- _THE REQUEST_
Go through the listing and write out all of it exactly.

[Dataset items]
begin
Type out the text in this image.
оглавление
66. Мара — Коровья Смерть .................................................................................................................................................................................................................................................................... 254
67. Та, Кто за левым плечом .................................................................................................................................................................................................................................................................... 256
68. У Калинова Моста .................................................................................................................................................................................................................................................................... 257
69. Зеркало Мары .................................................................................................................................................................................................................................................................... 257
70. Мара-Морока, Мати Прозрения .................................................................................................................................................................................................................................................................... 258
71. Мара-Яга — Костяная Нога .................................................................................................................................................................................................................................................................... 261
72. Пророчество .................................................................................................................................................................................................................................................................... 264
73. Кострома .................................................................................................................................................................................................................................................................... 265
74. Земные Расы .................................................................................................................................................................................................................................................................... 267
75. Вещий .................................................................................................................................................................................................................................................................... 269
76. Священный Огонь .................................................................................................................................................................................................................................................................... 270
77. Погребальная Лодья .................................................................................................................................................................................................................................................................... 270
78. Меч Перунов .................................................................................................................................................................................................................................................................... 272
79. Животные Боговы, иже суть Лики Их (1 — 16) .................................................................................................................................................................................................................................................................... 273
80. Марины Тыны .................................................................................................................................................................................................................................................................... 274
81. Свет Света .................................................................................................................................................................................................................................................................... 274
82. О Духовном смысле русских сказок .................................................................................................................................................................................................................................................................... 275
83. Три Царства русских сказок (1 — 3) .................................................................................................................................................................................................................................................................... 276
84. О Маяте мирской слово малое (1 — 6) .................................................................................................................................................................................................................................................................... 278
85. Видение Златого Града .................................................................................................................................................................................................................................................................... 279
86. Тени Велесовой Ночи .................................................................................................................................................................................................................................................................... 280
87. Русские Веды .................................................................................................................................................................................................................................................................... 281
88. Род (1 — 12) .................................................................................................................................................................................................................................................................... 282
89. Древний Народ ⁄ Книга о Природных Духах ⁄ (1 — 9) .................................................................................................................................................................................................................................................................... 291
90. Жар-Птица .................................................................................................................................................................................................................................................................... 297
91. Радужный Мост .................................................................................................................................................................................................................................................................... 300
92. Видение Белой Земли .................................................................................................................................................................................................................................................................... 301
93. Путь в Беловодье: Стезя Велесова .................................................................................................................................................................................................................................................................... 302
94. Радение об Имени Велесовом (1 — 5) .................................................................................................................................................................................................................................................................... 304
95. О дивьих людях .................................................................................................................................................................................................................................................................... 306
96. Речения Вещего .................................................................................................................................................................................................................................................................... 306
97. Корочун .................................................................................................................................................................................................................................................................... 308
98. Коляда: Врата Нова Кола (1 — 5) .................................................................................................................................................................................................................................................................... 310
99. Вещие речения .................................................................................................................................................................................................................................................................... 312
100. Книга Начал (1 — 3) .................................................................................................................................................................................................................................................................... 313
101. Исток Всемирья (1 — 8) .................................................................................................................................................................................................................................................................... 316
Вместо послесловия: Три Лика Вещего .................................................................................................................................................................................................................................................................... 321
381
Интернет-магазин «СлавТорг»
end
- _EXERCISE ANSWER_
Type out the text in this image.
оглавление
66. Мара — Коровья Смерть .................................................................................................................................................................................................................................................................... 254
67. Та, Кто за левым плечом .................................................................................................................................................................................................................................................................... 256
68. У Калинова Моста .................................................................................................................................................................................................................................................................... 257
69. Зеркало Мары .................................................................................................................................................................................................................................................................... 257
70. Мара-Морока, Мати Прозрения .................................................................................................................................................................................................................................................................... 258
71. Мара-Яга — Костяная Нога .................................................................................................................................................................................................................................................................... 261
72. Пророчество .................................................................................................................................................................................................................................................................... 264
73. Кострома .................................................................................................................................................................................................................................................................... 265
74. Земные Расы .................................................................................................................................................................................................................................................................... 267
75. Вещий .................................................................................................................................................................................................................................................................... 269
76. Священный Огонь .................................................................................................................................................................................................................................................................... 270
77. Погребальная Лодья .................................................................................................................................................................................................................................................................... 270
78. Меч Перунов .................................................................................................................................................................................................................................................................... 272
79. Животные Боговы, иже суть Лики Их (1 — 16) .................................................................................................................................................................................................................................................................... 273
80. Марины Тыны .................................................................................................................................................................................................................................................................... 274
81. Свет Света .................................................................................................................................................................................................................................................................... 274
82. О Духовном смысле русских сказок .................................................................................................................................................................................................................................................................... 275
83. Три Царства русских сказок (1 — 3) .................................................................................................................................................................................................................................................................... 276
84. О Маяте мирской слово малое (1 — 6) .................................................................................................................................................................................................................................................................... 278
85. Видение Златого Града .................................................................................................................................................................................................................................................................... 279
86. Тени Велесовой Ночи .................................................................................................................................................................................................................................................................... 280
87. Русские Веды .................................................................................................................................................................................................................................................................... 281
88. Род (1 — 12) .................................................................................................................................................................................................................................................................... 282
89. Древний Народ ⁄ Книга о Природных Духах ⁄ (1 — 9) .................................................................................................................................................................................................................................................................... 291
90. Жар-Птица .................................................................................................................................................................................................................................................................... 297
91. Радужный Мост .................................................................................................................................................................................................................................................................... 300
92. Видение Белой Земли .................................................................................................................................................................................................................................................................... 301
93. Путь в Беловодье: Стезя Велесова .................................................................................................................................................................................................................................................................... 302
94. Радение об Имени Велесовом (1 — 5) .................................................................................................................................................................................................................................................................... 304
95. О дивьих людях .................................................................................................................................................................................................................................................................... 306
96. Речения Вещего .................................................................................................................................................................................................................................................................... 306
97. Корочун .................................................................................................................................................................................................................................................................... 308
98. Коляда: Врата Нова Кола (1 — 5) .................................................................................................................................................................................................................................................................... 310
99. Вещие речения .................................................................................................................................................................................................................................................................... 312
100. Книга Начал (1 — 3) .................................................................................................................................................................................................................................................................... 313
101. Исток Всемирья (1 — 8) .................................................................................................................................................................................................................................................................... 316
Вместо послесловия: Три Лика Вещего .................................................................................................................................................................................................................................................................... 321
381
Интернет-магазин «СлавТорг»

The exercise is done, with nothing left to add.